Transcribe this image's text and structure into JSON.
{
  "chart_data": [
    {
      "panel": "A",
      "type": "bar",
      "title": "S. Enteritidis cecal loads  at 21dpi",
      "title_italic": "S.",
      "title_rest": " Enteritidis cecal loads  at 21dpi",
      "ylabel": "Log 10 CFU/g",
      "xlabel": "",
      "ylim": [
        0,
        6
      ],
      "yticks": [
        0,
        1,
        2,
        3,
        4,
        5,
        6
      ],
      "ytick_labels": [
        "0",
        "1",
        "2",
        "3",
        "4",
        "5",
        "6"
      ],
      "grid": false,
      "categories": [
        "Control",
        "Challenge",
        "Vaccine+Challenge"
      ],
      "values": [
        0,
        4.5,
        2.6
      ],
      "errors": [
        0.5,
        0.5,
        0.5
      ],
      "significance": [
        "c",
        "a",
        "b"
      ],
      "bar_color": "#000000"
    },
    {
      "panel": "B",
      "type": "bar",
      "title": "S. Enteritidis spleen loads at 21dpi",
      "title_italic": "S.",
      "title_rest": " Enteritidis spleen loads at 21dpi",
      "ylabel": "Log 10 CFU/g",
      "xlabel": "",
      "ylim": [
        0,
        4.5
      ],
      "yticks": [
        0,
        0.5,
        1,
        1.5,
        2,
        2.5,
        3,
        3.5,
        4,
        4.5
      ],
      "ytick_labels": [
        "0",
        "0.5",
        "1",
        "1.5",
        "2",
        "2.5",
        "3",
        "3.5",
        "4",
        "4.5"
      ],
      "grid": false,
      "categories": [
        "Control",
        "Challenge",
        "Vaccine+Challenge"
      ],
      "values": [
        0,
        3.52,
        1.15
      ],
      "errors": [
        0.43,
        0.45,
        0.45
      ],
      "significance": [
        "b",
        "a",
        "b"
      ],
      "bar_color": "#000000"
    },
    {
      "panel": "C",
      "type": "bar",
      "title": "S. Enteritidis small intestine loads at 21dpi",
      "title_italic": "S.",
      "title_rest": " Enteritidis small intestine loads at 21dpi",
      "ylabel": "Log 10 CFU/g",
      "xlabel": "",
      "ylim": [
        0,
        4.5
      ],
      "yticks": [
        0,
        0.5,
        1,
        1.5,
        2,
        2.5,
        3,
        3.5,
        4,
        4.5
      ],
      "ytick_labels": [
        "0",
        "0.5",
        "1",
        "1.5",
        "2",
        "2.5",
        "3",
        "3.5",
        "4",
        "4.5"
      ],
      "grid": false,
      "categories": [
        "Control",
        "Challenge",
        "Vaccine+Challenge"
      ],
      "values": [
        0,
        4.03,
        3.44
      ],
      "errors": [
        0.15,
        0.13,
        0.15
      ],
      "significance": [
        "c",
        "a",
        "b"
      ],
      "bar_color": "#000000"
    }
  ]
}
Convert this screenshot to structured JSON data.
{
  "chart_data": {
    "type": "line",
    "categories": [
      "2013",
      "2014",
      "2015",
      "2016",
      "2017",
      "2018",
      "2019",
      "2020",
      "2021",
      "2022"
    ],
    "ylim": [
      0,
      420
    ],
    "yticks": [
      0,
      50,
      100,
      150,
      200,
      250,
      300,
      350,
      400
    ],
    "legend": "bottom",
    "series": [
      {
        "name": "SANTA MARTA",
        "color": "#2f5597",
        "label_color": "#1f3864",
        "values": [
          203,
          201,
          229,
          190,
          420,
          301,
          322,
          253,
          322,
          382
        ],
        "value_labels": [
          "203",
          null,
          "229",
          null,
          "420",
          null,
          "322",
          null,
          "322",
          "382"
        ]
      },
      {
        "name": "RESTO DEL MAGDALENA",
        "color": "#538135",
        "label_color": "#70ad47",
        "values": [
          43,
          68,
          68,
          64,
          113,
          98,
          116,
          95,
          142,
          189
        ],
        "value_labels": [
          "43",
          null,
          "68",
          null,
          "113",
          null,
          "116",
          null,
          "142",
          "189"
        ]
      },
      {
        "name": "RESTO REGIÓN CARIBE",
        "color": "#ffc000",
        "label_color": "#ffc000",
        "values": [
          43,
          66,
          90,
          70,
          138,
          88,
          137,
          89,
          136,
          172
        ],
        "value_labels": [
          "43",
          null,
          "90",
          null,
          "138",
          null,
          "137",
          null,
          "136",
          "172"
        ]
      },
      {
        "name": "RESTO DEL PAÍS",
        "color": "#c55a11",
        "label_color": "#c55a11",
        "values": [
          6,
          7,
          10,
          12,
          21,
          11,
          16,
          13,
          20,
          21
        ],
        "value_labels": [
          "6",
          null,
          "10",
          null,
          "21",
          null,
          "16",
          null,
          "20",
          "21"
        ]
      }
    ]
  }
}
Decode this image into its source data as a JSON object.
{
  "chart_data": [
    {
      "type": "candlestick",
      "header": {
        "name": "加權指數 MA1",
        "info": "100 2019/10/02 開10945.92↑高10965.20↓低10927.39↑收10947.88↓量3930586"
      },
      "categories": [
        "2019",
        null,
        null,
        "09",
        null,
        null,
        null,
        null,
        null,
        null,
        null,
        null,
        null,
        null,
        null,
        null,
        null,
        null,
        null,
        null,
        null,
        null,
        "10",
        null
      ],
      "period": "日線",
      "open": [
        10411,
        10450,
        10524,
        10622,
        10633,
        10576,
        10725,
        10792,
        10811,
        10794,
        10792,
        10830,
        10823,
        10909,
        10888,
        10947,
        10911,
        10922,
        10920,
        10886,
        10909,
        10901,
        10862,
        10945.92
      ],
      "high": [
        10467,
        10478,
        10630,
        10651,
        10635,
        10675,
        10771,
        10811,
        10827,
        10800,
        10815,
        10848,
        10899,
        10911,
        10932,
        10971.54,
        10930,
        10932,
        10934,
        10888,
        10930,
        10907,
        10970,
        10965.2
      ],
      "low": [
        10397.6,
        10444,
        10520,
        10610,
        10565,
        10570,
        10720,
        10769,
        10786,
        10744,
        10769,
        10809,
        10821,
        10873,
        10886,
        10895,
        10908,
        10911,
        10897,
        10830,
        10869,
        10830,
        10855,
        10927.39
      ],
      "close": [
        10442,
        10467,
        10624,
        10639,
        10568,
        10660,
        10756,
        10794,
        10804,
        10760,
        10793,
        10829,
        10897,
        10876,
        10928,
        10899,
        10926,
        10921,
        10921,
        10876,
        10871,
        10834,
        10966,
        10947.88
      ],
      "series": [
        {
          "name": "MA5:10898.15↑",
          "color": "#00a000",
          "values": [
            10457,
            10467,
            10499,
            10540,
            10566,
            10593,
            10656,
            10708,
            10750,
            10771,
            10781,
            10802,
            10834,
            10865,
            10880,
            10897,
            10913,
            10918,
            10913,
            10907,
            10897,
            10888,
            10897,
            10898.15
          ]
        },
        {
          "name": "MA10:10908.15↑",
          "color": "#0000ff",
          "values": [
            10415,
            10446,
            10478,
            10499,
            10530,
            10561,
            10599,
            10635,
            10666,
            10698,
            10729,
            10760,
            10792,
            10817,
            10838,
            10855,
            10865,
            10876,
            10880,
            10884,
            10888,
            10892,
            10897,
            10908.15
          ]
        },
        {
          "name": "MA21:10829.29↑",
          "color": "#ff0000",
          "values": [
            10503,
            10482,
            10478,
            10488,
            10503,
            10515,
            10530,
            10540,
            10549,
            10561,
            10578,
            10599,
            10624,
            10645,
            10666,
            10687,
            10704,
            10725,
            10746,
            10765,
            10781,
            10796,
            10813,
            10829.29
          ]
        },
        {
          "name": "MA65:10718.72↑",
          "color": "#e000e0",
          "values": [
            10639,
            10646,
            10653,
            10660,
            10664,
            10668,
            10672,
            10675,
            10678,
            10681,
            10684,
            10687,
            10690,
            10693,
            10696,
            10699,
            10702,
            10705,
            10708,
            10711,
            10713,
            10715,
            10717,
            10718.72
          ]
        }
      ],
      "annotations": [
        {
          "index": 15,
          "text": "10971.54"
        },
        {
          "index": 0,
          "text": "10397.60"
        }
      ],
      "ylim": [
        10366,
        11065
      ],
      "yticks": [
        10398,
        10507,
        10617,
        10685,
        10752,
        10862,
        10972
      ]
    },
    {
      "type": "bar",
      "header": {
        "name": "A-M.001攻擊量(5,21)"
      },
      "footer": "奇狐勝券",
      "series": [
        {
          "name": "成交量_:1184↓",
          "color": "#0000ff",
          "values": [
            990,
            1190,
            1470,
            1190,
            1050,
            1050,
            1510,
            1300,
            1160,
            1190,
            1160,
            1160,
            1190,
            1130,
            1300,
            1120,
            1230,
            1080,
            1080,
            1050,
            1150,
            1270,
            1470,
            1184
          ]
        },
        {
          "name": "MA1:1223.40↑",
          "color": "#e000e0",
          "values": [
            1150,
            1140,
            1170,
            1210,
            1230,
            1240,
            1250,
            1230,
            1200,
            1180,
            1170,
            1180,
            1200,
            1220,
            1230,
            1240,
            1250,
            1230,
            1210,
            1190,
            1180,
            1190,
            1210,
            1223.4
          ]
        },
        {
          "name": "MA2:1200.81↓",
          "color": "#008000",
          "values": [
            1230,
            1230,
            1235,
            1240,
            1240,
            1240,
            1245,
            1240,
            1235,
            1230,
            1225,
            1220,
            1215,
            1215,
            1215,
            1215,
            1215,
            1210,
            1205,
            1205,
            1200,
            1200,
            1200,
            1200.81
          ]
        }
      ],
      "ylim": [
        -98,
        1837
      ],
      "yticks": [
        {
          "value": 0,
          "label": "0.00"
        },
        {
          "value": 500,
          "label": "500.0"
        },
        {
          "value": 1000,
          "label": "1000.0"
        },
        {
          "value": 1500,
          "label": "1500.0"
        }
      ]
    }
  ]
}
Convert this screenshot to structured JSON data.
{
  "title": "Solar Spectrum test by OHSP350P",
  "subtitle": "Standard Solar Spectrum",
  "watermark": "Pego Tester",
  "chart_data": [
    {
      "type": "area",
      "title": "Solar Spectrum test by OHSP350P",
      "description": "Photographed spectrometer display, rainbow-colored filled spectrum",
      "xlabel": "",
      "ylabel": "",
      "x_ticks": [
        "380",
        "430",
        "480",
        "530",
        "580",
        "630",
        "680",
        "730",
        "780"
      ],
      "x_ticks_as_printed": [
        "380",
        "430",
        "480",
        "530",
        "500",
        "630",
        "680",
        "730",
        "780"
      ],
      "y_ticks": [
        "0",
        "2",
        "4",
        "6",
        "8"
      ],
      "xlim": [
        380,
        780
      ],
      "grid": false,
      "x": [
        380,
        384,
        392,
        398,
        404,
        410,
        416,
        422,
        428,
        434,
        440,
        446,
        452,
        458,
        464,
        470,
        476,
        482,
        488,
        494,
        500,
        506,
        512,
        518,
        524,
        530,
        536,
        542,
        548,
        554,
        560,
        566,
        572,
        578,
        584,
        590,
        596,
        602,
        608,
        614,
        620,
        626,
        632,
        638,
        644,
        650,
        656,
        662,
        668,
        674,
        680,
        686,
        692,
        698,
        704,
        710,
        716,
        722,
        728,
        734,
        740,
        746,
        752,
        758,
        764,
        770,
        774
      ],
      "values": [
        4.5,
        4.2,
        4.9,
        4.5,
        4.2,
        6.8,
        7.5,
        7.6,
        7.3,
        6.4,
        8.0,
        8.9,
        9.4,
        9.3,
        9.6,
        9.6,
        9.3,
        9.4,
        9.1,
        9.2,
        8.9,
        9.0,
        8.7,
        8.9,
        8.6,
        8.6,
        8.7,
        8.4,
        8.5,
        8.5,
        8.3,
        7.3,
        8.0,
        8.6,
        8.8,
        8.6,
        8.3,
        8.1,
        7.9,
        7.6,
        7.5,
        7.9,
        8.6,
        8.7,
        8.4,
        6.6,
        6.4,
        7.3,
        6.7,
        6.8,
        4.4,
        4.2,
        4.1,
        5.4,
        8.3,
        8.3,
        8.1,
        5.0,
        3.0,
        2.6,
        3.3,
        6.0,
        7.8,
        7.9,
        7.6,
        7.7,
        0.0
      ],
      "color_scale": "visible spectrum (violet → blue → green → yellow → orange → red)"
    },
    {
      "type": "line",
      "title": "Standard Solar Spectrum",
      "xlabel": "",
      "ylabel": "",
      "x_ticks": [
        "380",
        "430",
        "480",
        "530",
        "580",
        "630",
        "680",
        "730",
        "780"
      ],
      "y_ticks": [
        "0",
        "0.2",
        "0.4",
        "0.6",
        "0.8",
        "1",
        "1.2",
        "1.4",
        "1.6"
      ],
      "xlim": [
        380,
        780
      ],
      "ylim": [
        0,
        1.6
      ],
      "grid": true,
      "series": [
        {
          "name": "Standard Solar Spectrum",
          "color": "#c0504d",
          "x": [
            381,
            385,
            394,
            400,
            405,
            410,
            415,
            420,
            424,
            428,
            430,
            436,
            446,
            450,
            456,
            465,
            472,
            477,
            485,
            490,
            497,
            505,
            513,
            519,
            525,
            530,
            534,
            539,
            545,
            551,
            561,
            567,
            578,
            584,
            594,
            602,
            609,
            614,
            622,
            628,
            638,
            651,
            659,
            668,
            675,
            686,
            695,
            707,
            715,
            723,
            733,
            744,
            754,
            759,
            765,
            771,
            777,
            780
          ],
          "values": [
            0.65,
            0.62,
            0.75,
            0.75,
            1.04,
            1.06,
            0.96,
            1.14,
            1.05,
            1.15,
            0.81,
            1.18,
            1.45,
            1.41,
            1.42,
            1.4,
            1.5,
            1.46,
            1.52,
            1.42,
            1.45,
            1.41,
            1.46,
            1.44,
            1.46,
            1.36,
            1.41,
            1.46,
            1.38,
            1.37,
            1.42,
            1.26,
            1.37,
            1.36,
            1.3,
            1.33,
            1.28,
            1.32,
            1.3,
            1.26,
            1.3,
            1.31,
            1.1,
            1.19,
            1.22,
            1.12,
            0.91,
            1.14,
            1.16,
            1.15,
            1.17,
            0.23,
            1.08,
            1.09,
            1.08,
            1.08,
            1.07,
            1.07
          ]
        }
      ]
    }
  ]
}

..............................

## Written task
Counting only lines of the data above that hold "intestine", report the total and nothing else.

## Problem solution
2